* [Task to complete]
Read the records below and copy each line that contains "count".

:: Data shown ::

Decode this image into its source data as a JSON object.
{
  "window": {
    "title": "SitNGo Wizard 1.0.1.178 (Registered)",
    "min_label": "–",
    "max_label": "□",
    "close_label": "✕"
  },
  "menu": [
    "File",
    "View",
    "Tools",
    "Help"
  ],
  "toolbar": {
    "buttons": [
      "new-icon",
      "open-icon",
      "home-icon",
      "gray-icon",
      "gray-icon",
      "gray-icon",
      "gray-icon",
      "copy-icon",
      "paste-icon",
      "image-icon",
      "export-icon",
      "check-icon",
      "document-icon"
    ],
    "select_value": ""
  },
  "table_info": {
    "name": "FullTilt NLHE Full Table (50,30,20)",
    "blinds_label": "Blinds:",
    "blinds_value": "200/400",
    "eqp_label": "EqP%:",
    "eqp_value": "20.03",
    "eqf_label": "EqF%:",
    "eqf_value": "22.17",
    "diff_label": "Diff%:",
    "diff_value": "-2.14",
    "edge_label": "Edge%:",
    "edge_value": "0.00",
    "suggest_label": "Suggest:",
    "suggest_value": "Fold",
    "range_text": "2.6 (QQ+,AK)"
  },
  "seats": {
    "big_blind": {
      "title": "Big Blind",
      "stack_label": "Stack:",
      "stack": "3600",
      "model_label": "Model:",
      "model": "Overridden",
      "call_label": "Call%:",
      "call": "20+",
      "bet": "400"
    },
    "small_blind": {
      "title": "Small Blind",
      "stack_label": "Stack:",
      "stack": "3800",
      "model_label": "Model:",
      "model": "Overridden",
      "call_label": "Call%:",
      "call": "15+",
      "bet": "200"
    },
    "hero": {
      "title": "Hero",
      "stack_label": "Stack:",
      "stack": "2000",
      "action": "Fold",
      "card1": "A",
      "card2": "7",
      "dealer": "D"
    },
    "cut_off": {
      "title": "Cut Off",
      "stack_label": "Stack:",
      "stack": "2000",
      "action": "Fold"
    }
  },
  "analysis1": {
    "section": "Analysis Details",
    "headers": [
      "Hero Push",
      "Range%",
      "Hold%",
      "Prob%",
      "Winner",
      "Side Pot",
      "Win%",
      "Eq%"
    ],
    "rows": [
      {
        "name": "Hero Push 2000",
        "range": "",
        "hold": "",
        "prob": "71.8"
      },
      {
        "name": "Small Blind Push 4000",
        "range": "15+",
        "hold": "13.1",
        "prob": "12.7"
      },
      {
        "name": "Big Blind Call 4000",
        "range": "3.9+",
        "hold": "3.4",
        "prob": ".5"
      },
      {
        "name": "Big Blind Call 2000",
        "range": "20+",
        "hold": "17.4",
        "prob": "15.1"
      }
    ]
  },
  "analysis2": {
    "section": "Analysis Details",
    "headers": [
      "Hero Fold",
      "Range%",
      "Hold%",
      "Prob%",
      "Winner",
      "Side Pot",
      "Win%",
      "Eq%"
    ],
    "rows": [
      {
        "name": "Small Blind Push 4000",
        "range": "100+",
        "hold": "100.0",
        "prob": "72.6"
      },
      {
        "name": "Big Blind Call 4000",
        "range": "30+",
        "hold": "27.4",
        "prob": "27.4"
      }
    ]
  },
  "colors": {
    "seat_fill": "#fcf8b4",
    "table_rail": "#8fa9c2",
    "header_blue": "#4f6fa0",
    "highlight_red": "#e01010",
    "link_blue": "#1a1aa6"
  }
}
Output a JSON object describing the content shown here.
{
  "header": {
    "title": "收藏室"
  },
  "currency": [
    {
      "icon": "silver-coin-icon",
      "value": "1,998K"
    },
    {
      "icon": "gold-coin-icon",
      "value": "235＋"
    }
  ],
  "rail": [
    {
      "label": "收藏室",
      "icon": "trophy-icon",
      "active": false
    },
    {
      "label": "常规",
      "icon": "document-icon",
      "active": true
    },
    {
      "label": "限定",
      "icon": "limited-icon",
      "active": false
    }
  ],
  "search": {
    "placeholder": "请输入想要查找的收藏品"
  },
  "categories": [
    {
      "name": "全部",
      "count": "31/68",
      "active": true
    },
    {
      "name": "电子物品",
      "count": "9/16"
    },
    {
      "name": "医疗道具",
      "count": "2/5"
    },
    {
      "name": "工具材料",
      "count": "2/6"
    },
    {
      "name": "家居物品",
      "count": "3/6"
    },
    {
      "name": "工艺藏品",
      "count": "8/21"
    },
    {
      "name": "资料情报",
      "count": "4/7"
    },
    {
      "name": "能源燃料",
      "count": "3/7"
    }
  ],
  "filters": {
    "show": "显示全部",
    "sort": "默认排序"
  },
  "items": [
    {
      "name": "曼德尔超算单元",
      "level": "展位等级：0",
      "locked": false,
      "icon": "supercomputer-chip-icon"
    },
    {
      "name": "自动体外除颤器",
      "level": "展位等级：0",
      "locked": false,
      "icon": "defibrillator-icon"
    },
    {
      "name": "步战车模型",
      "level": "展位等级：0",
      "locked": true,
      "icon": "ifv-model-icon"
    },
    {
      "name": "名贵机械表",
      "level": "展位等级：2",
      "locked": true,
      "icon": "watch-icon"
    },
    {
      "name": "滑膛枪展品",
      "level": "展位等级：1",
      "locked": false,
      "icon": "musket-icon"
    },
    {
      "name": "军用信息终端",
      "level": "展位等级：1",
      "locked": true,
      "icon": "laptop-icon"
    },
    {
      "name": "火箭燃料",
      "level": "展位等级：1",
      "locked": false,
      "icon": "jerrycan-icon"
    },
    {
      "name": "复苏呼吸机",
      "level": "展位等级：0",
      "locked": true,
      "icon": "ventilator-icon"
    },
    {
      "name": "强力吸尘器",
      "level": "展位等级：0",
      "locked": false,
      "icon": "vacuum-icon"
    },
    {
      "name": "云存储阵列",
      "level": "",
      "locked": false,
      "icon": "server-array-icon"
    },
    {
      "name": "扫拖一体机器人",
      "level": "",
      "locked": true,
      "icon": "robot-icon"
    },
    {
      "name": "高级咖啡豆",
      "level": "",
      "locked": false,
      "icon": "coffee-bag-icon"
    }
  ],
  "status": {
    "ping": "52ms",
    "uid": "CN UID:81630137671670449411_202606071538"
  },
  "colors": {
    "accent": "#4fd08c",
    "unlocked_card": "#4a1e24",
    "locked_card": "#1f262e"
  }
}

:::

* [Task result]
      "count": "31/68",
      "count": "9/16"
      "count": "2/5"
      "count": "2/6"
      "count": "3/6"
      "count": "8/21"
      "count": "4/7"
      "count": "3/7"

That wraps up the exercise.